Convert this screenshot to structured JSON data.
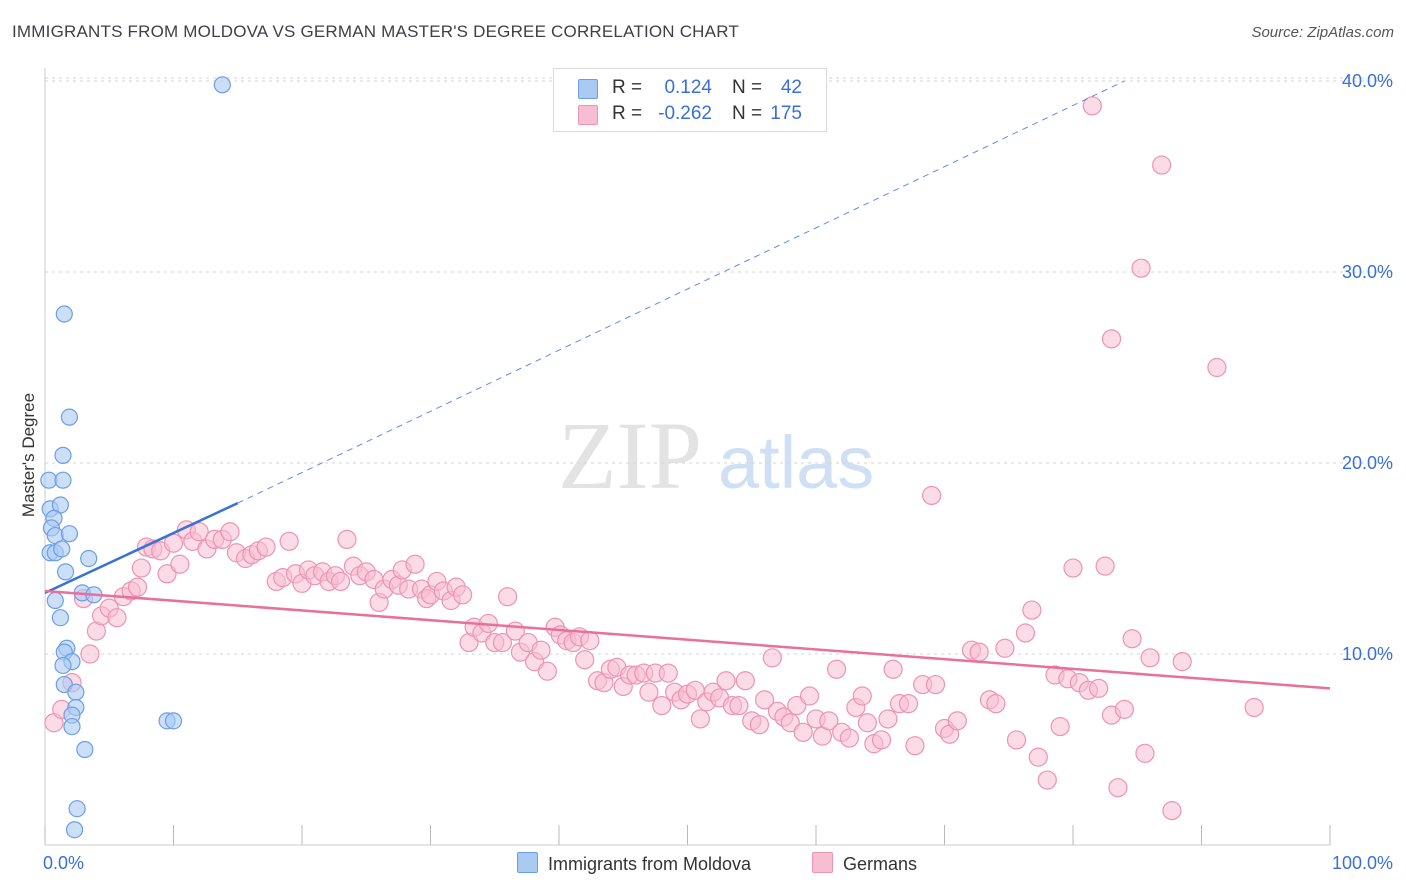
{
  "title": "IMMIGRANTS FROM MOLDOVA VS GERMAN MASTER'S DEGREE CORRELATION CHART",
  "source": "Source: ZipAtlas.com",
  "watermark": {
    "zip": "ZIP",
    "atlas": "atlas"
  },
  "legend_stats": [
    {
      "r_label": "R =",
      "r_value": "0.124",
      "n_label": "N =",
      "n_value": "42"
    },
    {
      "r_label": "R =",
      "r_value": "-0.262",
      "n_label": "N =",
      "n_value": "175"
    }
  ],
  "colors": {
    "blue_fill": "#aac9f3",
    "blue_stroke": "#6c9ee6",
    "blue_line": "#3772d4",
    "pink_fill": "#f7bed1",
    "pink_stroke": "#ee93b2",
    "pink_line": "#e8709a",
    "tick_label": "#3a6fd6",
    "grid": "#d5d5d5"
  },
  "chart_data": {
    "type": "scatter",
    "title": "IMMIGRANTS FROM MOLDOVA VS GERMAN MASTER'S DEGREE CORRELATION CHART",
    "xlabel": "",
    "ylabel": "Master's Degree",
    "xlim": [
      0,
      100
    ],
    "ylim": [
      0,
      41.5
    ],
    "x_tick_labels": [
      {
        "value": 0,
        "label": "0.0%"
      },
      {
        "value": 100,
        "label": "100.0%"
      }
    ],
    "y_tick_labels": [
      {
        "value": 10,
        "label": "10.0%"
      },
      {
        "value": 20,
        "label": "20.0%"
      },
      {
        "value": 30,
        "label": "30.0%"
      },
      {
        "value": 40,
        "label": "40.0%"
      }
    ],
    "grid": true,
    "legend_position": "bottom",
    "series": [
      {
        "name": "Immigrants from Moldova",
        "color": "#aac9f3",
        "trend": {
          "x0": 0,
          "y0": 13.2,
          "x1": 15,
          "y1": 17.9,
          "extends_dashed_to": {
            "x": 84,
            "y": 40
          }
        },
        "points": [
          [
            13.8,
            39.8
          ],
          [
            1.5,
            27.8
          ],
          [
            1.9,
            22.4
          ],
          [
            1.4,
            20.4
          ],
          [
            0.3,
            19.1
          ],
          [
            1.4,
            19.1
          ],
          [
            0.4,
            17.6
          ],
          [
            1.2,
            17.8
          ],
          [
            0.7,
            17.1
          ],
          [
            0.5,
            16.6
          ],
          [
            0.8,
            16.2
          ],
          [
            1.9,
            16.3
          ],
          [
            0.4,
            15.3
          ],
          [
            0.8,
            15.3
          ],
          [
            1.3,
            15.5
          ],
          [
            3.4,
            15.0
          ],
          [
            1.6,
            14.3
          ],
          [
            2.9,
            13.2
          ],
          [
            3.8,
            13.1
          ],
          [
            0.8,
            12.8
          ],
          [
            1.2,
            11.9
          ],
          [
            1.7,
            10.3
          ],
          [
            1.5,
            10.1
          ],
          [
            2.1,
            9.6
          ],
          [
            1.4,
            9.4
          ],
          [
            1.5,
            8.4
          ],
          [
            2.4,
            8.0
          ],
          [
            2.4,
            7.2
          ],
          [
            2.1,
            6.8
          ],
          [
            9.5,
            6.5
          ],
          [
            10.0,
            6.5
          ],
          [
            2.1,
            6.2
          ],
          [
            3.1,
            5.0
          ],
          [
            2.5,
            1.9
          ],
          [
            2.3,
            0.8
          ]
        ]
      },
      {
        "name": "Germans",
        "color": "#f7bed1",
        "trend": {
          "x0": 0,
          "y0": 13.3,
          "x1": 100,
          "y1": 8.2
        },
        "points": [
          [
            81.5,
            38.7
          ],
          [
            86.9,
            35.6
          ],
          [
            85.3,
            30.2
          ],
          [
            83.0,
            26.5
          ],
          [
            91.2,
            25.0
          ],
          [
            69.0,
            18.3
          ],
          [
            0.7,
            6.4
          ],
          [
            1.3,
            7.1
          ],
          [
            2.1,
            8.5
          ],
          [
            3.0,
            12.9
          ],
          [
            3.5,
            10.0
          ],
          [
            4.0,
            11.2
          ],
          [
            4.4,
            12.0
          ],
          [
            5.0,
            12.4
          ],
          [
            5.6,
            11.9
          ],
          [
            6.1,
            13.0
          ],
          [
            6.7,
            13.3
          ],
          [
            7.2,
            13.5
          ],
          [
            7.5,
            14.5
          ],
          [
            7.9,
            15.6
          ],
          [
            8.4,
            15.5
          ],
          [
            9.0,
            15.4
          ],
          [
            9.5,
            14.2
          ],
          [
            10.0,
            15.8
          ],
          [
            10.5,
            14.7
          ],
          [
            11.0,
            16.5
          ],
          [
            11.5,
            15.9
          ],
          [
            12.0,
            16.4
          ],
          [
            12.6,
            15.5
          ],
          [
            13.2,
            16.0
          ],
          [
            13.8,
            16.0
          ],
          [
            14.4,
            16.4
          ],
          [
            14.9,
            15.3
          ],
          [
            15.6,
            15.0
          ],
          [
            16.1,
            15.2
          ],
          [
            16.6,
            15.4
          ],
          [
            17.2,
            15.6
          ],
          [
            18.0,
            13.8
          ],
          [
            18.5,
            14.0
          ],
          [
            19.0,
            15.9
          ],
          [
            19.5,
            14.2
          ],
          [
            20.0,
            13.7
          ],
          [
            20.5,
            14.4
          ],
          [
            21.0,
            14.1
          ],
          [
            21.6,
            14.3
          ],
          [
            22.1,
            13.8
          ],
          [
            22.6,
            14.1
          ],
          [
            23.0,
            13.8
          ],
          [
            23.5,
            16.0
          ],
          [
            24.0,
            14.6
          ],
          [
            24.5,
            14.1
          ],
          [
            25.0,
            14.3
          ],
          [
            25.6,
            13.9
          ],
          [
            26.0,
            12.7
          ],
          [
            26.4,
            13.4
          ],
          [
            27.0,
            13.9
          ],
          [
            27.5,
            13.6
          ],
          [
            27.8,
            14.4
          ],
          [
            28.3,
            13.4
          ],
          [
            28.8,
            14.7
          ],
          [
            29.3,
            13.4
          ],
          [
            29.7,
            12.9
          ],
          [
            30.0,
            13.1
          ],
          [
            30.5,
            13.8
          ],
          [
            31.0,
            13.3
          ],
          [
            31.6,
            12.8
          ],
          [
            32.0,
            13.5
          ],
          [
            32.5,
            13.1
          ],
          [
            33.0,
            10.6
          ],
          [
            33.4,
            11.4
          ],
          [
            34.0,
            11.1
          ],
          [
            34.5,
            11.6
          ],
          [
            35.0,
            10.6
          ],
          [
            35.6,
            10.6
          ],
          [
            36.0,
            13.0
          ],
          [
            36.6,
            11.2
          ],
          [
            37.0,
            10.1
          ],
          [
            37.6,
            10.6
          ],
          [
            38.1,
            9.6
          ],
          [
            38.6,
            10.2
          ],
          [
            39.1,
            9.1
          ],
          [
            39.7,
            11.4
          ],
          [
            40.1,
            11.0
          ],
          [
            40.6,
            10.7
          ],
          [
            41.1,
            10.6
          ],
          [
            41.6,
            10.9
          ],
          [
            42.0,
            9.7
          ],
          [
            42.4,
            10.7
          ],
          [
            43.0,
            8.6
          ],
          [
            43.5,
            8.5
          ],
          [
            44.0,
            9.2
          ],
          [
            44.5,
            9.3
          ],
          [
            45.0,
            8.3
          ],
          [
            45.5,
            8.9
          ],
          [
            46.0,
            8.9
          ],
          [
            46.6,
            9.0
          ],
          [
            47.0,
            8.0
          ],
          [
            47.5,
            9.0
          ],
          [
            48.0,
            7.3
          ],
          [
            48.5,
            9.0
          ],
          [
            49.0,
            8.0
          ],
          [
            49.5,
            7.6
          ],
          [
            50.0,
            7.9
          ],
          [
            50.6,
            8.1
          ],
          [
            51.0,
            6.6
          ],
          [
            51.5,
            7.5
          ],
          [
            52.0,
            8.0
          ],
          [
            52.5,
            7.7
          ],
          [
            53.0,
            8.6
          ],
          [
            53.5,
            7.3
          ],
          [
            54.0,
            7.3
          ],
          [
            54.5,
            8.6
          ],
          [
            55.0,
            6.5
          ],
          [
            55.6,
            6.3
          ],
          [
            56.0,
            7.6
          ],
          [
            56.6,
            9.8
          ],
          [
            57.0,
            7.0
          ],
          [
            57.5,
            6.7
          ],
          [
            58.0,
            6.4
          ],
          [
            58.5,
            7.3
          ],
          [
            59.0,
            5.9
          ],
          [
            59.5,
            7.8
          ],
          [
            60.0,
            6.6
          ],
          [
            60.5,
            5.7
          ],
          [
            61.0,
            6.5
          ],
          [
            61.6,
            9.2
          ],
          [
            62.0,
            5.9
          ],
          [
            62.6,
            5.6
          ],
          [
            63.1,
            7.2
          ],
          [
            63.6,
            7.8
          ],
          [
            64.0,
            6.4
          ],
          [
            64.5,
            5.3
          ],
          [
            65.1,
            5.5
          ],
          [
            65.6,
            6.6
          ],
          [
            66.0,
            9.2
          ],
          [
            66.5,
            7.4
          ],
          [
            67.2,
            7.4
          ],
          [
            67.7,
            5.2
          ],
          [
            68.3,
            8.4
          ],
          [
            69.3,
            8.4
          ],
          [
            70.0,
            6.1
          ],
          [
            70.4,
            5.8
          ],
          [
            71.0,
            6.5
          ],
          [
            72.1,
            10.2
          ],
          [
            72.7,
            10.1
          ],
          [
            73.5,
            7.6
          ],
          [
            74.0,
            7.4
          ],
          [
            74.7,
            10.3
          ],
          [
            75.6,
            5.5
          ],
          [
            76.3,
            11.1
          ],
          [
            76.8,
            12.3
          ],
          [
            77.3,
            4.6
          ],
          [
            78.0,
            3.4
          ],
          [
            78.6,
            8.9
          ],
          [
            79.0,
            6.2
          ],
          [
            79.6,
            8.7
          ],
          [
            80.0,
            14.5
          ],
          [
            80.5,
            8.5
          ],
          [
            81.2,
            8.1
          ],
          [
            82.0,
            8.2
          ],
          [
            82.5,
            14.6
          ],
          [
            83.0,
            6.8
          ],
          [
            83.5,
            3.0
          ],
          [
            84.0,
            7.1
          ],
          [
            84.6,
            10.8
          ],
          [
            85.6,
            4.8
          ],
          [
            86.0,
            9.8
          ],
          [
            87.7,
            1.8
          ],
          [
            88.5,
            9.6
          ],
          [
            94.1,
            7.2
          ]
        ]
      }
    ]
  }
}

WHAT IS NEEDED:
State the count of lines holding the string "CORRELATION" in the listing above, and nothing else.

IN RESPONSE:
2